*Written exercise*. Pull out each line of the data that includes the word "Белочка".

Dataset entries
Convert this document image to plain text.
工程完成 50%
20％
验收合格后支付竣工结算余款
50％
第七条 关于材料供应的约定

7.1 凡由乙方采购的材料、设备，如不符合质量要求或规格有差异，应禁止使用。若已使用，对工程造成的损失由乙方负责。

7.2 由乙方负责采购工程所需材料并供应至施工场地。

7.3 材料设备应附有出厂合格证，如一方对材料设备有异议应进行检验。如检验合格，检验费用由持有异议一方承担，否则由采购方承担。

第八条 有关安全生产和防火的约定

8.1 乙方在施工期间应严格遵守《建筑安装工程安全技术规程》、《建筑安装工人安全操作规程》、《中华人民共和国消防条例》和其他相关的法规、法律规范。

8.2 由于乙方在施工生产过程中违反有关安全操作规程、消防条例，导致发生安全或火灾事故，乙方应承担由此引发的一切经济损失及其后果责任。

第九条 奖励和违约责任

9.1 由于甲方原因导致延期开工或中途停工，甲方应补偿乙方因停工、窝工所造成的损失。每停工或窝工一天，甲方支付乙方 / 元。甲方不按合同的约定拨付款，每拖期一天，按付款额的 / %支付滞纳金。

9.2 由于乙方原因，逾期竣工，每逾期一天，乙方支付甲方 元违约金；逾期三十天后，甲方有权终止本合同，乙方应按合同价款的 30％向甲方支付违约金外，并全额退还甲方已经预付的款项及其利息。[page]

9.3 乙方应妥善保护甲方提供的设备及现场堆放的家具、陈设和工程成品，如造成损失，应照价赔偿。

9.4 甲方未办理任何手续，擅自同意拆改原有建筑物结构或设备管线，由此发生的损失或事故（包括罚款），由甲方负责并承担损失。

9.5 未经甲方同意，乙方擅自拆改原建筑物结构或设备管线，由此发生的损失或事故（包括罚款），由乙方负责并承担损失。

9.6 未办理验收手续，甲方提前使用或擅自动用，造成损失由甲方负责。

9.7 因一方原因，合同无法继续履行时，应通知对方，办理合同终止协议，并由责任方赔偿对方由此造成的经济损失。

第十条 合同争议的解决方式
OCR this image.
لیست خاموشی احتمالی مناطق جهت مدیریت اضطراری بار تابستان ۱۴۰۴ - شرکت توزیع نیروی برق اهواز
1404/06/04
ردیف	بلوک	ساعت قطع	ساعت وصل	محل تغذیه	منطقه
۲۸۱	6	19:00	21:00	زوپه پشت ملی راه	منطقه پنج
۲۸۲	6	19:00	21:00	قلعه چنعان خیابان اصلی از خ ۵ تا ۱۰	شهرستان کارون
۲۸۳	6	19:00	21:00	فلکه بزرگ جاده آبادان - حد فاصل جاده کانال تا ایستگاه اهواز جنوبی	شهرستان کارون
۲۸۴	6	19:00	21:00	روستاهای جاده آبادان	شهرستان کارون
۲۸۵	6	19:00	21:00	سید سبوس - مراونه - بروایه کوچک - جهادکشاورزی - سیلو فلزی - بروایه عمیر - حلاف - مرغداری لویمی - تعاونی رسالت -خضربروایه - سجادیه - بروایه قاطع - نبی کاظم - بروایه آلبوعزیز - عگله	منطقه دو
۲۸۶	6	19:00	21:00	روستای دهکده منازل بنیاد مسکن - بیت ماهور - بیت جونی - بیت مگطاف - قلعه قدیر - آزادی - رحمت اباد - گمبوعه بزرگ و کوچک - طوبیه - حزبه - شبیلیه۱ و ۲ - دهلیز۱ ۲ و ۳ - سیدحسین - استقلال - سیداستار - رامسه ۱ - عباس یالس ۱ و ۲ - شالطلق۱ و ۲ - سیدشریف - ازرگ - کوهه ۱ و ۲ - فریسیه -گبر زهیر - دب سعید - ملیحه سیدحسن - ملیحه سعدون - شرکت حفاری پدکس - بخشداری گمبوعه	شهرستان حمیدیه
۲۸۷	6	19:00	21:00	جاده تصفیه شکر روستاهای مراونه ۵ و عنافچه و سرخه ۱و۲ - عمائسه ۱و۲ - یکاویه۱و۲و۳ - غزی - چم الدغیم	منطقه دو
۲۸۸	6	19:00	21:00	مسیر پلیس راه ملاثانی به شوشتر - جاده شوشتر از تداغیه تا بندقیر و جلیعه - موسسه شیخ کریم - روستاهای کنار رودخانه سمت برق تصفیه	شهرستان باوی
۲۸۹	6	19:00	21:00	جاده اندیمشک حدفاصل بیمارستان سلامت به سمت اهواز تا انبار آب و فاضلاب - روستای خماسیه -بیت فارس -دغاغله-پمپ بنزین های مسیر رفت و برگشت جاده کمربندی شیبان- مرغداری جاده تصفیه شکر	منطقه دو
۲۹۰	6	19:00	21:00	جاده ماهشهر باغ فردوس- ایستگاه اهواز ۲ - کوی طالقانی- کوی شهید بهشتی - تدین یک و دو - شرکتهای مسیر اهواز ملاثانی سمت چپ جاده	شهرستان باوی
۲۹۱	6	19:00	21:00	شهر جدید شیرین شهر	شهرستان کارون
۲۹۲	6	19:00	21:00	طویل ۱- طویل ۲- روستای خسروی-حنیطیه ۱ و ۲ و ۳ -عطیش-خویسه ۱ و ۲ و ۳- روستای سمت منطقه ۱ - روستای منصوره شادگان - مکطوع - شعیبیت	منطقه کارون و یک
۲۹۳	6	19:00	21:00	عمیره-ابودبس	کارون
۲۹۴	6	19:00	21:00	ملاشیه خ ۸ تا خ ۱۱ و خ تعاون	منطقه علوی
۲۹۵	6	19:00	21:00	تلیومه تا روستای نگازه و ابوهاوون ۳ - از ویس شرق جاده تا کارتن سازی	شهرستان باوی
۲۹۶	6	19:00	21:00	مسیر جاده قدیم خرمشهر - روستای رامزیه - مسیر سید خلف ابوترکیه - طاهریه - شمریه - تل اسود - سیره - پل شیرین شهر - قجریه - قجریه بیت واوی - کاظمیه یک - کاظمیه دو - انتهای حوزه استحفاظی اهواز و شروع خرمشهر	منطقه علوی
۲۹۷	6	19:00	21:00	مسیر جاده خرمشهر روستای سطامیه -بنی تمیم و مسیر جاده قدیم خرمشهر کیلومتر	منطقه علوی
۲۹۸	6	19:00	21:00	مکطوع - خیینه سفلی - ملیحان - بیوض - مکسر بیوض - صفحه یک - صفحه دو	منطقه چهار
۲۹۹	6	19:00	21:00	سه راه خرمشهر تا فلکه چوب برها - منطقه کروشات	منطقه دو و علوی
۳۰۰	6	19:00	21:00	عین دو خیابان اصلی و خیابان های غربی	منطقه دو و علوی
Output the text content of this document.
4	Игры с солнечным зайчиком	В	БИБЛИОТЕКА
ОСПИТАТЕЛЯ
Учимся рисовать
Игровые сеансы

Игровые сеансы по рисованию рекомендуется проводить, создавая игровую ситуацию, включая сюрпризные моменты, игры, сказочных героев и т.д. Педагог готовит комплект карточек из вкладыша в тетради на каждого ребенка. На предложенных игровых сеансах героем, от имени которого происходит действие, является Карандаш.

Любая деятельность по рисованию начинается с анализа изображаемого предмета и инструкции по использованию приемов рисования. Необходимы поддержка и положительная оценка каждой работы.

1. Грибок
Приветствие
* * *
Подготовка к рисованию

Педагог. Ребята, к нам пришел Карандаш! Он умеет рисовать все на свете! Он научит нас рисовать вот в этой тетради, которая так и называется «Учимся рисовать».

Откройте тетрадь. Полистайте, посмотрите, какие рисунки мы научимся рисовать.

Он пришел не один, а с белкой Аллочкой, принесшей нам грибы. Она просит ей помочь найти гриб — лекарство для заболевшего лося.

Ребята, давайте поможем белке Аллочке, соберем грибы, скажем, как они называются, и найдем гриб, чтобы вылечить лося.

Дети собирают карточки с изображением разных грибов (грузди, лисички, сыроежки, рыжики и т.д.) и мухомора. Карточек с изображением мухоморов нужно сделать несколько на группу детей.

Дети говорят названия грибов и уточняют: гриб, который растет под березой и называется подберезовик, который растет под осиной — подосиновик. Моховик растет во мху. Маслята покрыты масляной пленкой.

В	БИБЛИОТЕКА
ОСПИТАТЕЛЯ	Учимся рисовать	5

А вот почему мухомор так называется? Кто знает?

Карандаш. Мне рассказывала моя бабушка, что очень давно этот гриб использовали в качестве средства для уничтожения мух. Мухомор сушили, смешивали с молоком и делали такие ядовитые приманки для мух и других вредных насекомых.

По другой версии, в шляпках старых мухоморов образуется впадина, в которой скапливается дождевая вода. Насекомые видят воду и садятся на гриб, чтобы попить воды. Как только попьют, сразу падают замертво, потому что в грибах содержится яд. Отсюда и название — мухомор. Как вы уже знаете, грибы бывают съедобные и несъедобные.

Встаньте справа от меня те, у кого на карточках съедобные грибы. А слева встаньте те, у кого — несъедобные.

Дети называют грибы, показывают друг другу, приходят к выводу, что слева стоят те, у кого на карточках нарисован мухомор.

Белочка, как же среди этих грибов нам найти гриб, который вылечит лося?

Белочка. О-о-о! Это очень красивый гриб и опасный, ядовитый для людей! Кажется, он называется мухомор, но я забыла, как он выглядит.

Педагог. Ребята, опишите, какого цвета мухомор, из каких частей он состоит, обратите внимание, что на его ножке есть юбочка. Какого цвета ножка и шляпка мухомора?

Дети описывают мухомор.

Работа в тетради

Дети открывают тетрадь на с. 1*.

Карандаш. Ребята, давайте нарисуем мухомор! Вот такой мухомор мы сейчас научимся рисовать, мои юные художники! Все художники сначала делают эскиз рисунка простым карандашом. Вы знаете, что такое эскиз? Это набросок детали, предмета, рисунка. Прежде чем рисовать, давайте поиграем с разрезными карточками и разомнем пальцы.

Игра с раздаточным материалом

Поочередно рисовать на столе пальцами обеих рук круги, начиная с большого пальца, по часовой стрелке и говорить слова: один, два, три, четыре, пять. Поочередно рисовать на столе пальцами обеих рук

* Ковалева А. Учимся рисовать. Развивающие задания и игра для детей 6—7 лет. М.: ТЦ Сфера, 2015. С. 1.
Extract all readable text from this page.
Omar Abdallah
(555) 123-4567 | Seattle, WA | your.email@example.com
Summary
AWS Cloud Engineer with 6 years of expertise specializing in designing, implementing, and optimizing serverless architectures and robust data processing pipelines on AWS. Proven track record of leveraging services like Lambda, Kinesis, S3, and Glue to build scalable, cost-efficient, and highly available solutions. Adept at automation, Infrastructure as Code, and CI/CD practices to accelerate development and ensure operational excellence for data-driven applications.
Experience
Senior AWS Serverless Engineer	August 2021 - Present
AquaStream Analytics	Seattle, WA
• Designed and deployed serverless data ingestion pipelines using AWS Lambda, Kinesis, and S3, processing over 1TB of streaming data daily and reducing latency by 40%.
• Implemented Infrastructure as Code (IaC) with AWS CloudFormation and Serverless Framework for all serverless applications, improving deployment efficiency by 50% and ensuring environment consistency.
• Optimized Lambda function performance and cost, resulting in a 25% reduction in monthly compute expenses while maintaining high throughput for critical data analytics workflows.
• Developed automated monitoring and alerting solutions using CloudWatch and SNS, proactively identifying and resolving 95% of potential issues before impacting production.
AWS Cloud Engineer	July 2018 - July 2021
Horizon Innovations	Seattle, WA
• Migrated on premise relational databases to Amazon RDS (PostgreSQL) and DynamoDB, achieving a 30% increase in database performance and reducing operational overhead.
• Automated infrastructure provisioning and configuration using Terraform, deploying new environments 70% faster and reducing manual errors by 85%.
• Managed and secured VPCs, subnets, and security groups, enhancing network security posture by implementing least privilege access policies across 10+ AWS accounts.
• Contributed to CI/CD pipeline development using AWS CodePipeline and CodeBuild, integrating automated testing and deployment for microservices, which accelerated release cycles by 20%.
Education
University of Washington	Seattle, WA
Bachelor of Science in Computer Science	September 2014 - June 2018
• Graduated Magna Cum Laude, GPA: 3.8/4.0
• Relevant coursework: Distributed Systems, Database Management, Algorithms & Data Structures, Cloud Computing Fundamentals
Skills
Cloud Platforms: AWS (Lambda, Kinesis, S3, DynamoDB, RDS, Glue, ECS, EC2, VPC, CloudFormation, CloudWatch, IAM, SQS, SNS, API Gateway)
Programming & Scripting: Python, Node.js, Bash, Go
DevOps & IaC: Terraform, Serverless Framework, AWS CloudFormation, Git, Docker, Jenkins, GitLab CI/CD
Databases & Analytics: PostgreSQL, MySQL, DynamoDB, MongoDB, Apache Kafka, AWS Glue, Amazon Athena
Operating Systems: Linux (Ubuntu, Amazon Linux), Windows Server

*Written answer*.
Белочка, как же среди этих грибов нам найти гриб, который вылечит лося?
Белочка. О-о-о! Это очень красивый гриб и опасный, ядовитый для людей! Кажется, он называется мухомор, но я забыла, как он выглядит.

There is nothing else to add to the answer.